Given problem: Report each line of the data that includes the word "from".
# Start of Data provided
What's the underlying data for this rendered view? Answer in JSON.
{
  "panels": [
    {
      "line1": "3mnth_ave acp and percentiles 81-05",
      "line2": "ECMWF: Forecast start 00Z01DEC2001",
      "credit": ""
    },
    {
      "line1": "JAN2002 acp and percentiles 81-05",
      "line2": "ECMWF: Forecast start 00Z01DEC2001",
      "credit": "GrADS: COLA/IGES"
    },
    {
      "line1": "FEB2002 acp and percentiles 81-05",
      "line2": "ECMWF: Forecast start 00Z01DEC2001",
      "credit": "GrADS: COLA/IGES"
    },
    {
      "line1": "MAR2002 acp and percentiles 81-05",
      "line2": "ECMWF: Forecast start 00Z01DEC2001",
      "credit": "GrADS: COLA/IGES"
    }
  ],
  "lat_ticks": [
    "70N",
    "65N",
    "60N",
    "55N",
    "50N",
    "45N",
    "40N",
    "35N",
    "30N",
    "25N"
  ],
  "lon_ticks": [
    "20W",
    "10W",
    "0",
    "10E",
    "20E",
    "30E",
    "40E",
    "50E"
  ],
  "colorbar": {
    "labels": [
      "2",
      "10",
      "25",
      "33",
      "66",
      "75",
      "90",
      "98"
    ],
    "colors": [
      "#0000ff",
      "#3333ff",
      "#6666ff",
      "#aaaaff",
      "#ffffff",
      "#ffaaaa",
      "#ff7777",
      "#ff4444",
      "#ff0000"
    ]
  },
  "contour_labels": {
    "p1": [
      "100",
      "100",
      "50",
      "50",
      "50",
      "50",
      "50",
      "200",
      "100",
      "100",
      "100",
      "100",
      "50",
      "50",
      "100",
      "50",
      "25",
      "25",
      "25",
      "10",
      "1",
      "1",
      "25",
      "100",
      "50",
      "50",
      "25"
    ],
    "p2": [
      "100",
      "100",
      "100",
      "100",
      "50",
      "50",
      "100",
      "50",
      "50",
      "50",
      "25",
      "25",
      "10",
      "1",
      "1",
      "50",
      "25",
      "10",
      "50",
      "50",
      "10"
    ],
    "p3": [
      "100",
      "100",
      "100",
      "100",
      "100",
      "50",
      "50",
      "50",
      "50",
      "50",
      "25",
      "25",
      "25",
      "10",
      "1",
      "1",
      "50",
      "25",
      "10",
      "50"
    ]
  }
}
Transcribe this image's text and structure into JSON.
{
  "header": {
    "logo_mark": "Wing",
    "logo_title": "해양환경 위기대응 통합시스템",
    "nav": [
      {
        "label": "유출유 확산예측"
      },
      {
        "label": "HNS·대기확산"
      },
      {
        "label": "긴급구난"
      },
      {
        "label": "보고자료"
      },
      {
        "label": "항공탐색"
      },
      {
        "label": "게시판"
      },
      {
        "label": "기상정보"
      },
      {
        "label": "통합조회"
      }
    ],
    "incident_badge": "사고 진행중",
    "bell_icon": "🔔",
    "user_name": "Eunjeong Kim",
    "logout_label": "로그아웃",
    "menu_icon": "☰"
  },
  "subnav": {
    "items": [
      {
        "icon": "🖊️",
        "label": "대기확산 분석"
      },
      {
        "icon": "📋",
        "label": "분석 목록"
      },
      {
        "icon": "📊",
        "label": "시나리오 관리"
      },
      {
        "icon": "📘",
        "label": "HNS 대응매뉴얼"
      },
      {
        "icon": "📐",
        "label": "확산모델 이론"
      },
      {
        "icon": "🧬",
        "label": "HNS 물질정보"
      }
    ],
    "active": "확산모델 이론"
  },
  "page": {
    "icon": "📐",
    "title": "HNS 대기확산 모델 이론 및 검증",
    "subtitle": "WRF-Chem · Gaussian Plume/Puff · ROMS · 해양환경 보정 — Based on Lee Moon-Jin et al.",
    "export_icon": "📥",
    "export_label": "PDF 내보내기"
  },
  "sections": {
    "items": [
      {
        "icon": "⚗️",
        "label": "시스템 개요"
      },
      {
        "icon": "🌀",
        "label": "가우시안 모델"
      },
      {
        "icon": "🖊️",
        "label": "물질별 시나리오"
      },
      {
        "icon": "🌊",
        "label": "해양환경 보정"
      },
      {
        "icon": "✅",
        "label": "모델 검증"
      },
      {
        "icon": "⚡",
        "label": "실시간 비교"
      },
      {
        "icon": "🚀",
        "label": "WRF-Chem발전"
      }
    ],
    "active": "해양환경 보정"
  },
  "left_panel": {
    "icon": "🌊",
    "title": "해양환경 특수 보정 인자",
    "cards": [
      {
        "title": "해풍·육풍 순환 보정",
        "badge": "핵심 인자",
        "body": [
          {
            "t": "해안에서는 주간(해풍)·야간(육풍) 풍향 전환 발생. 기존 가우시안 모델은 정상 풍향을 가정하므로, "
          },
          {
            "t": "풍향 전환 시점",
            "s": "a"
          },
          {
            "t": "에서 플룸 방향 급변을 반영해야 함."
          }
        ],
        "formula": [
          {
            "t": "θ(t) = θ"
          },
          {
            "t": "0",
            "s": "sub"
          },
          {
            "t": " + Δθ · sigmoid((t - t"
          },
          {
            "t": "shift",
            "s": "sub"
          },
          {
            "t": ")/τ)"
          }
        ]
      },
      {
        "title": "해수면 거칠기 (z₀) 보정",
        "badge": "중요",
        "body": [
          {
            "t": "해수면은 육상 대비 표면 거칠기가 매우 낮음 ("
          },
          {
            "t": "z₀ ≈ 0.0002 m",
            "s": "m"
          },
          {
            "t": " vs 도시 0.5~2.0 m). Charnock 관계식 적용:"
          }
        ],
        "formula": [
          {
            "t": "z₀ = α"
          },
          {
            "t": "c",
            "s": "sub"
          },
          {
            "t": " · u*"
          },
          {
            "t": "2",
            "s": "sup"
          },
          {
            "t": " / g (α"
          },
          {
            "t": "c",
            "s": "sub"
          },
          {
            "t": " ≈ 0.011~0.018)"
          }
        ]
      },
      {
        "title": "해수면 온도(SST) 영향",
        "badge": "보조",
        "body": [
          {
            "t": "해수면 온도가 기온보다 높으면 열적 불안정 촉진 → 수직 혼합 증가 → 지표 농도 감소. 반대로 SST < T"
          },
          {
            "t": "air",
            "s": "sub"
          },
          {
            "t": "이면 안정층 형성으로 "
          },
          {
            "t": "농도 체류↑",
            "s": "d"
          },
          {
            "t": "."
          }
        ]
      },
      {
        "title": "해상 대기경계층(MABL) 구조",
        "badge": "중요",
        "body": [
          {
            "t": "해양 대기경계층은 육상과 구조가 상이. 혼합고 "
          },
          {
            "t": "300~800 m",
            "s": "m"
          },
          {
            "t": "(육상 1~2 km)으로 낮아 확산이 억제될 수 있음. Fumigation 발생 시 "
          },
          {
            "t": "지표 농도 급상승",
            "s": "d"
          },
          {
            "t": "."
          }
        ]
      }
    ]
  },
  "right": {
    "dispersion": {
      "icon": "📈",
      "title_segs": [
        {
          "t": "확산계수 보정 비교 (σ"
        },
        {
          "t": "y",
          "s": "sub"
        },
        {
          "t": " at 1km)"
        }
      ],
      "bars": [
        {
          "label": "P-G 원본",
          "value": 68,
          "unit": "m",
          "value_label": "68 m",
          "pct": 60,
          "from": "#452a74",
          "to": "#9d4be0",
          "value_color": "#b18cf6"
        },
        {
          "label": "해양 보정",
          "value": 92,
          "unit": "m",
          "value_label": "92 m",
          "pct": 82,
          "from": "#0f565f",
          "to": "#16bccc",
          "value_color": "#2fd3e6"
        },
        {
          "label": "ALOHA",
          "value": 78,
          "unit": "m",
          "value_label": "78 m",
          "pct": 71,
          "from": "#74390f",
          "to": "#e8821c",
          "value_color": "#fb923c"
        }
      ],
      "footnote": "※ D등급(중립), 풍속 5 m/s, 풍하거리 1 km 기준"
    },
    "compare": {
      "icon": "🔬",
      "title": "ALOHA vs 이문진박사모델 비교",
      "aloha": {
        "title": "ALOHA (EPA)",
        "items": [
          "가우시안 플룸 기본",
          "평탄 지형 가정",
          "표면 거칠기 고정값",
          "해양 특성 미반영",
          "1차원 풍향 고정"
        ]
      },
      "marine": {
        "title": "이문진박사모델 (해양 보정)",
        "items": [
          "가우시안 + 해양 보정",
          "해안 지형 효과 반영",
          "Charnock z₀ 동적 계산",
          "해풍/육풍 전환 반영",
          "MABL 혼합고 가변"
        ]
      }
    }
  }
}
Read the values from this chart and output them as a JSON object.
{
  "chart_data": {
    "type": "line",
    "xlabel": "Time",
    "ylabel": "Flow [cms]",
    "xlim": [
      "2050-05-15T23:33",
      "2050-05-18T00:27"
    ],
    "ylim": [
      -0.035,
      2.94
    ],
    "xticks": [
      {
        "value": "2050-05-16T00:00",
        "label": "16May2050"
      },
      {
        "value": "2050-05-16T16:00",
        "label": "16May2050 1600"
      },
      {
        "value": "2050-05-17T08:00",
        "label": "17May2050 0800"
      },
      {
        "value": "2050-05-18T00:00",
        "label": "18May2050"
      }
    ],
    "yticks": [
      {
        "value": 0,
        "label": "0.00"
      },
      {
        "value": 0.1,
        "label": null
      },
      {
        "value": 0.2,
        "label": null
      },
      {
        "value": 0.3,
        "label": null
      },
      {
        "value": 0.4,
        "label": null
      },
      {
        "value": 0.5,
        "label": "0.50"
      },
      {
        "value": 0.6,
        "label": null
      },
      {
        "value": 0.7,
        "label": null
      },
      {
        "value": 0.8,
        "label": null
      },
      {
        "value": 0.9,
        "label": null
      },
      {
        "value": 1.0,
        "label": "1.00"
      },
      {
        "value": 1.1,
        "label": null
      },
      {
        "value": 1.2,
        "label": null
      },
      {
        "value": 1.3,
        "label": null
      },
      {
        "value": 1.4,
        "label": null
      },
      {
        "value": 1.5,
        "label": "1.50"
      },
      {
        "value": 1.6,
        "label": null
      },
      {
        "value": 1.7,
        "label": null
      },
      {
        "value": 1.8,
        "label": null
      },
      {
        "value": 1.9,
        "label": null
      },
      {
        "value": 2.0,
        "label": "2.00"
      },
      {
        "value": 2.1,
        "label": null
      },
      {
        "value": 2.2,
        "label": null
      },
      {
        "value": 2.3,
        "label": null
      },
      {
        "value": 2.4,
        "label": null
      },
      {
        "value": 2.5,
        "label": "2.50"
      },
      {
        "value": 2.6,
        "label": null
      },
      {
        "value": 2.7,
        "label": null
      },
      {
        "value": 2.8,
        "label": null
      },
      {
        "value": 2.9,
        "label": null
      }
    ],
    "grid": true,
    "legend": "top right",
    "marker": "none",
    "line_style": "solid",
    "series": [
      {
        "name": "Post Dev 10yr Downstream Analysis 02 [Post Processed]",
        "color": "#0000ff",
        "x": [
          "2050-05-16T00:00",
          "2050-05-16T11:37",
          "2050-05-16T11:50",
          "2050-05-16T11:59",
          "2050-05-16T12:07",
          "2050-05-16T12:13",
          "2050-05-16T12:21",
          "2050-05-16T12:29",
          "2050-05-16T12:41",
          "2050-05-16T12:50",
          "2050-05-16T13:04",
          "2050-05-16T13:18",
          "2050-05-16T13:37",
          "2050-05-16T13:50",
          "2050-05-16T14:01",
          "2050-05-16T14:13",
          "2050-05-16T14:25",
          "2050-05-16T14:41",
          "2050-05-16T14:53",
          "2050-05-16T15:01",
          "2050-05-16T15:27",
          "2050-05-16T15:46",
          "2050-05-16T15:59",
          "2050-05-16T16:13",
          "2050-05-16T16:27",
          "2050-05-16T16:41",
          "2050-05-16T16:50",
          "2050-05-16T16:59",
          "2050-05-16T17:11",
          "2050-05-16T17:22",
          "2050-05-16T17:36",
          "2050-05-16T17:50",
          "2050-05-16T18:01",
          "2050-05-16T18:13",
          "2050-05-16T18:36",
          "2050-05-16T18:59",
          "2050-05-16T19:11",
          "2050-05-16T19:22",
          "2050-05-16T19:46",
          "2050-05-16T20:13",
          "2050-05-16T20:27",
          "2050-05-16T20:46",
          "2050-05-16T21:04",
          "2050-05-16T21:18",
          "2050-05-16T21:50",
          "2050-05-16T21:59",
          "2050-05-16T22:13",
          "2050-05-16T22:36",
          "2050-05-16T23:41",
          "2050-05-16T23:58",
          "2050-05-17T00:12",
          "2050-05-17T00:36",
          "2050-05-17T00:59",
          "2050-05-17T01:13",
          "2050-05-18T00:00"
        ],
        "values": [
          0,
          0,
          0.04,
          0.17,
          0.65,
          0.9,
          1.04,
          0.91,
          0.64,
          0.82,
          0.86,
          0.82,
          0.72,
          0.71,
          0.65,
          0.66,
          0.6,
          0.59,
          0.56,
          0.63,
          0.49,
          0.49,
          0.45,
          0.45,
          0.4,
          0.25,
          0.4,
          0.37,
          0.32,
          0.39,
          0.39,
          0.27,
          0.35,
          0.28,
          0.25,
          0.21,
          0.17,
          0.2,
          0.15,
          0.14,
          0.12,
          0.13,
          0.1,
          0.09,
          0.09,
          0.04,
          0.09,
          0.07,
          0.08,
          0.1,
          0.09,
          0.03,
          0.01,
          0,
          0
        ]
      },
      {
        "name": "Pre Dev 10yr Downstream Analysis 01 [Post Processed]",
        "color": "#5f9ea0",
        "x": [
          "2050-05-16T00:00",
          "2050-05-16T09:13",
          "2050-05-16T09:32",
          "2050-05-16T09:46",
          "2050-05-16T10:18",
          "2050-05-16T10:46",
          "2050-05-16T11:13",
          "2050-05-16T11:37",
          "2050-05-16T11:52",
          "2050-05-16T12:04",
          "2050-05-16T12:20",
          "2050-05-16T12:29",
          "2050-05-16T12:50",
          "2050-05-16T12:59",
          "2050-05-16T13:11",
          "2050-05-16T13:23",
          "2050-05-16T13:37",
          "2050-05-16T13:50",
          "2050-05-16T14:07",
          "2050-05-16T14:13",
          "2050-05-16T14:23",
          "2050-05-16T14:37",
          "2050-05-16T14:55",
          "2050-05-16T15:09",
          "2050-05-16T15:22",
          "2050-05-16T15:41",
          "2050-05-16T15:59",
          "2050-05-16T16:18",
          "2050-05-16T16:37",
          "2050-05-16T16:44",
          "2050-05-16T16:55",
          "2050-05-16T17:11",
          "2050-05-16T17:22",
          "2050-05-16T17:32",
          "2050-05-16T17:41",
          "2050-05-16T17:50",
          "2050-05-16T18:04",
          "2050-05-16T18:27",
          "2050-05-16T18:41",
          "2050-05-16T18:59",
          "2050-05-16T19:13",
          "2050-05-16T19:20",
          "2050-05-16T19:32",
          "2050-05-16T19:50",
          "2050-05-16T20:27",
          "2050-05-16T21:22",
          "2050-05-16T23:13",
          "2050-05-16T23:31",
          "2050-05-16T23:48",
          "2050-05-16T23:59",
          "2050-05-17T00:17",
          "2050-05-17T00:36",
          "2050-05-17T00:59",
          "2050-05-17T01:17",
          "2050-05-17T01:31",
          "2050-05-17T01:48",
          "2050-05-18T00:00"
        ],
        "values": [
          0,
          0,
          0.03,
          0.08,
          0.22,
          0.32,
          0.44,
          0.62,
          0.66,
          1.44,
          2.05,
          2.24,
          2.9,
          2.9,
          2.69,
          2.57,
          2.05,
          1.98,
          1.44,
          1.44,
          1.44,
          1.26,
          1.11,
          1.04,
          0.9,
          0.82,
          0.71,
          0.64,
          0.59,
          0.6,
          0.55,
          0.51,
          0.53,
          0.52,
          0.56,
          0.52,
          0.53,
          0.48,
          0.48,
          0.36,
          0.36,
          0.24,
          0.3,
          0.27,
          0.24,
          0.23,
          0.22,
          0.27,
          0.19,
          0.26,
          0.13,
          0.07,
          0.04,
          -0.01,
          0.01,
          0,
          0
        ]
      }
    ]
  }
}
# End of Data provided
Correct answer:
          "from": "#452a74",
          "from": "#0f565f",
          "from": "#74390f",
Read the values from this chart and output them as a JSON object.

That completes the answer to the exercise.